[Stated exercise] Track down each line that has the word "innowacyjnego" and copy it.

[Input]
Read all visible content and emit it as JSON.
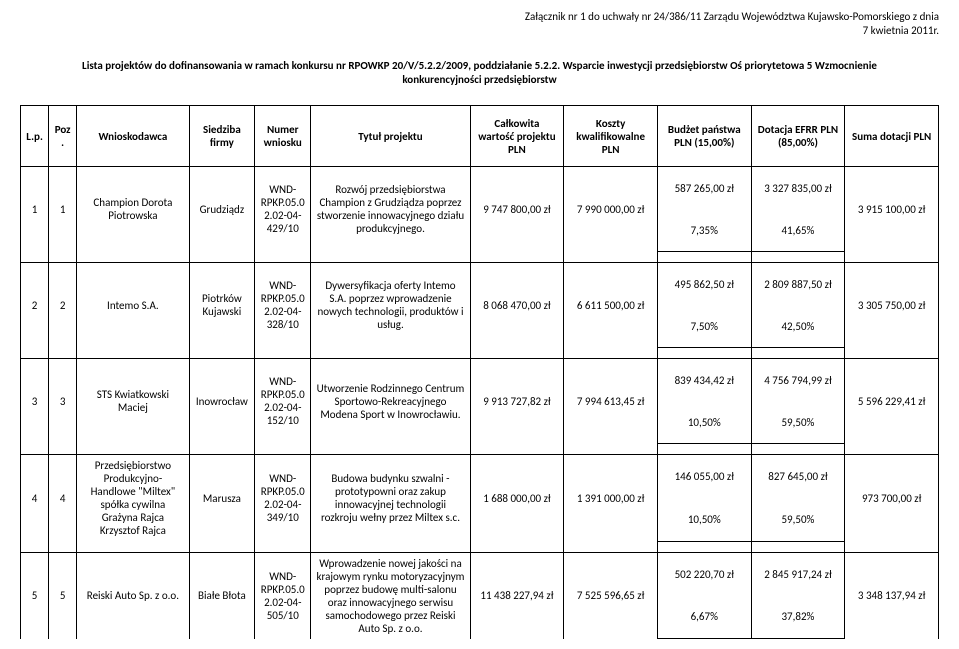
{
  "header_note_line1": "Załącznik nr 1 do uchwały nr  24/386/11 Zarządu Województwa Kujawsko-Pomorskiego z dnia",
  "header_note_line2": "7 kwietnia 2011r.",
  "title_line1": "Lista projektów do dofinansowania w ramach konkursu nr RPOWKP 20/V/5.2.2/2009, poddziałanie 5.2.2. Wsparcie inwestycji przedsiębiorstw Oś priorytetowa 5 Wzmocnienie",
  "title_line2": "konkurencyjności przedsiębiorstw",
  "columns": {
    "lp": "L.p.",
    "poz": "Poz.",
    "wnioskodawca": "Wnioskodawca",
    "siedziba": "Siedziba firmy",
    "numer": "Numer wniosku",
    "tytul": "Tytuł projektu",
    "calkowita": "Całkowita wartość projektu PLN",
    "koszty": "Koszty kwalifikowalne PLN",
    "budzet": "Budżet państwa PLN (15,00%)",
    "dotacja": "Dotacja EFRR PLN (85,00%)",
    "suma": "Suma dotacji PLN"
  },
  "rows": [
    {
      "lp": "1",
      "poz": "1",
      "wnioskodawca": "Champion Dorota Piotrowska",
      "siedziba": "Grudziądz",
      "numer": "WND-RPKP.05.02.02-04-429/10",
      "tytul": "Rozwój przedsiębiorstwa Champion z Grudziądza poprzez stworzenie innowacyjnego działu produkcyjnego.",
      "calkowita": "9 747 800,00 zł",
      "koszty": "7 990 000,00 zł",
      "budzet_top": "587 265,00 zł",
      "budzet_bot": "7,35%",
      "dotacja_top": "3 327 835,00 zł",
      "dotacja_bot": "41,65%",
      "suma": "3 915 100,00 zł"
    },
    {
      "lp": "2",
      "poz": "2",
      "wnioskodawca": "Intemo S.A.",
      "siedziba": "Piotrków Kujawski",
      "numer": "WND-RPKP.05.02.02-04-328/10",
      "tytul": "Dywersyfikacja oferty Intemo S.A. poprzez wprowadzenie nowych technologii, produktów i usług.",
      "calkowita": "8 068 470,00 zł",
      "koszty": "6 611 500,00 zł",
      "budzet_top": "495 862,50 zł",
      "budzet_bot": "7,50%",
      "dotacja_top": "2 809 887,50 zł",
      "dotacja_bot": "42,50%",
      "suma": "3 305 750,00 zł"
    },
    {
      "lp": "3",
      "poz": "3",
      "wnioskodawca": "STS Kwiatkowski Maciej",
      "siedziba": "Inowrocław",
      "numer": "WND-RPKP.05.02.02-04-152/10",
      "tytul": "Utworzenie Rodzinnego Centrum Sportowo-Rekreacyjnego Modena Sport w Inowrocławiu.",
      "calkowita": "9 913 727,82 zł",
      "koszty": "7 994 613,45 zł",
      "budzet_top": "839 434,42 zł",
      "budzet_bot": "10,50%",
      "dotacja_top": "4 756 794,99 zł",
      "dotacja_bot": "59,50%",
      "suma": "5 596 229,41 zł"
    },
    {
      "lp": "4",
      "poz": "4",
      "wnioskodawca": "Przedsiębiorstwo Produkcyjno-Handlowe \"Miltex\" spółka cywilna Grażyna Rajca Krzysztof Rajca",
      "siedziba": "Marusza",
      "numer": "WND-RPKP.05.02.02-04-349/10",
      "tytul": "Budowa budynku szwalni - prototypowni oraz zakup innowacyjnej technologii rozkroju wełny przez Miltex s.c.",
      "calkowita": "1 688 000,00 zł",
      "koszty": "1 391 000,00 zł",
      "budzet_top": "146 055,00 zł",
      "budzet_bot": "10,50%",
      "dotacja_top": "827 645,00 zł",
      "dotacja_bot": "59,50%",
      "suma": "973 700,00 zł"
    },
    {
      "lp": "5",
      "poz": "5",
      "wnioskodawca": "Reiski Auto Sp. z o.o.",
      "siedziba": "Białe Błota",
      "numer": "WND-RPKP.05.02.02-04-505/10",
      "tytul": "Wprowadzenie nowej jakości na krajowym rynku motoryzacyjnym poprzez budowę multi-salonu oraz innowacyjnego serwisu samochodowego przez Reiski Auto Sp. z o.o.",
      "calkowita": "11 438 227,94 zł",
      "koszty": "7 525 596,65 zł",
      "budzet_top": "502 220,70 zł",
      "budzet_bot": "6,67%",
      "dotacja_top": "2 845 917,24 zł",
      "dotacja_bot": "37,82%",
      "suma": "3 348 137,94 zł"
    }
  ]
}
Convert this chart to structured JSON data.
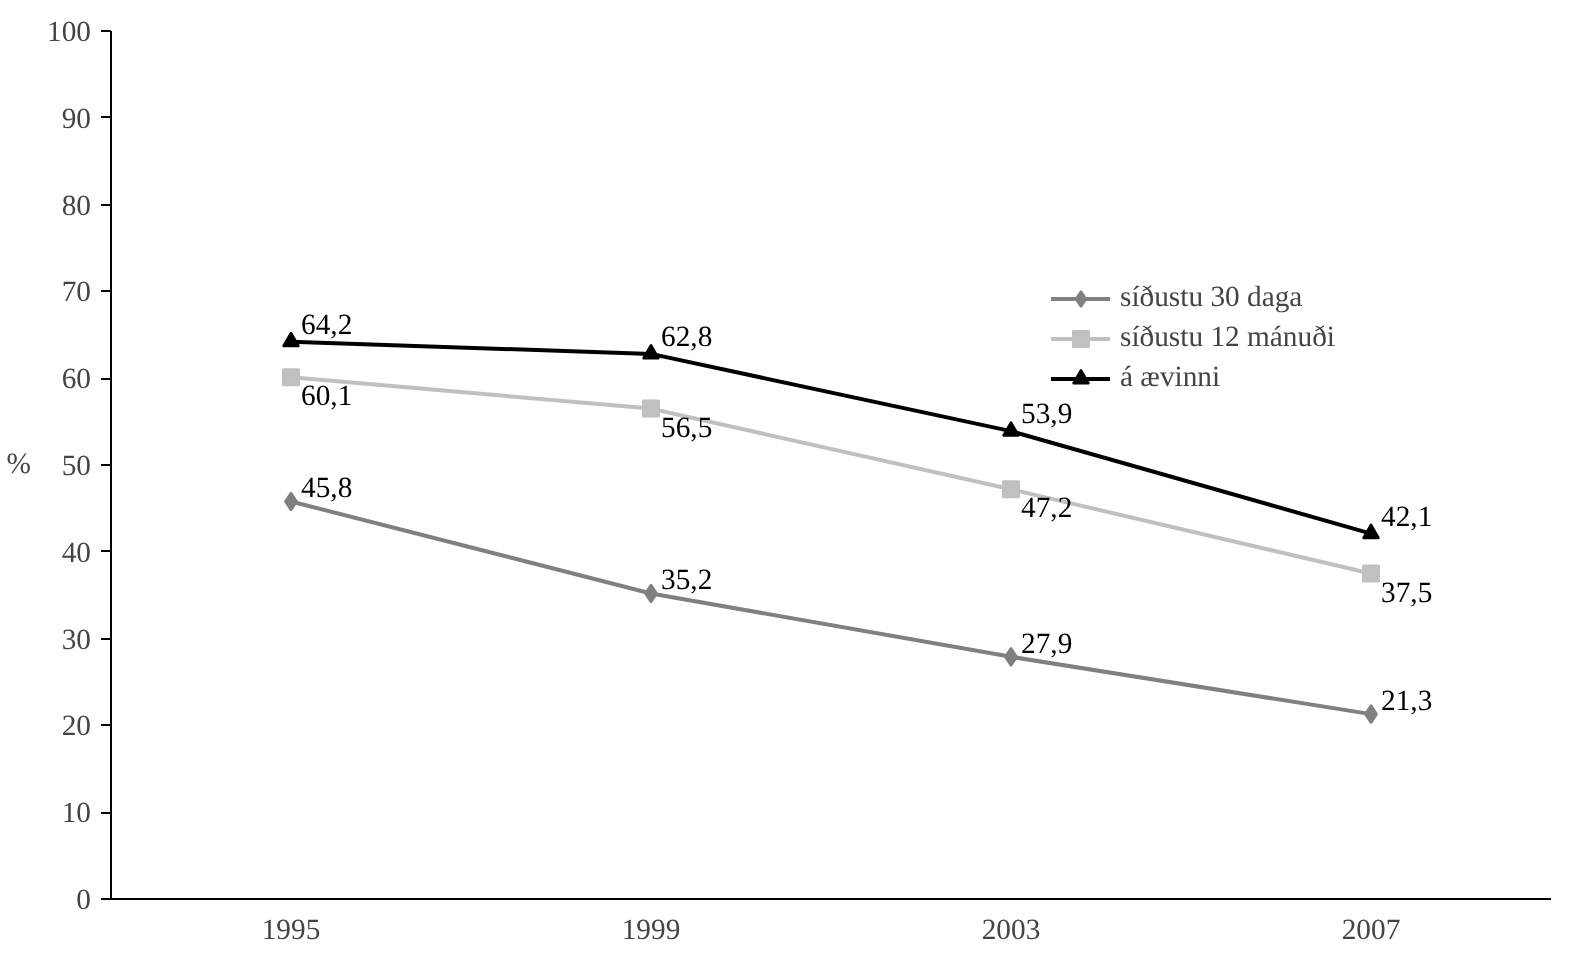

[Solution to the problem]
      "tytul": "Rozwój przedsiębiorstwa Champion z Grudziądza poprzez stworzenie innowacyjnego działu produkcyjnego.",
      "tytul": "Wprowadzenie nowej jakości na krajowym rynku motoryzacyjnym poprzez budowę multi-salonu oraz innowacyjnego serwisu samochodowego przez Reiski Auto Sp. z o.o.",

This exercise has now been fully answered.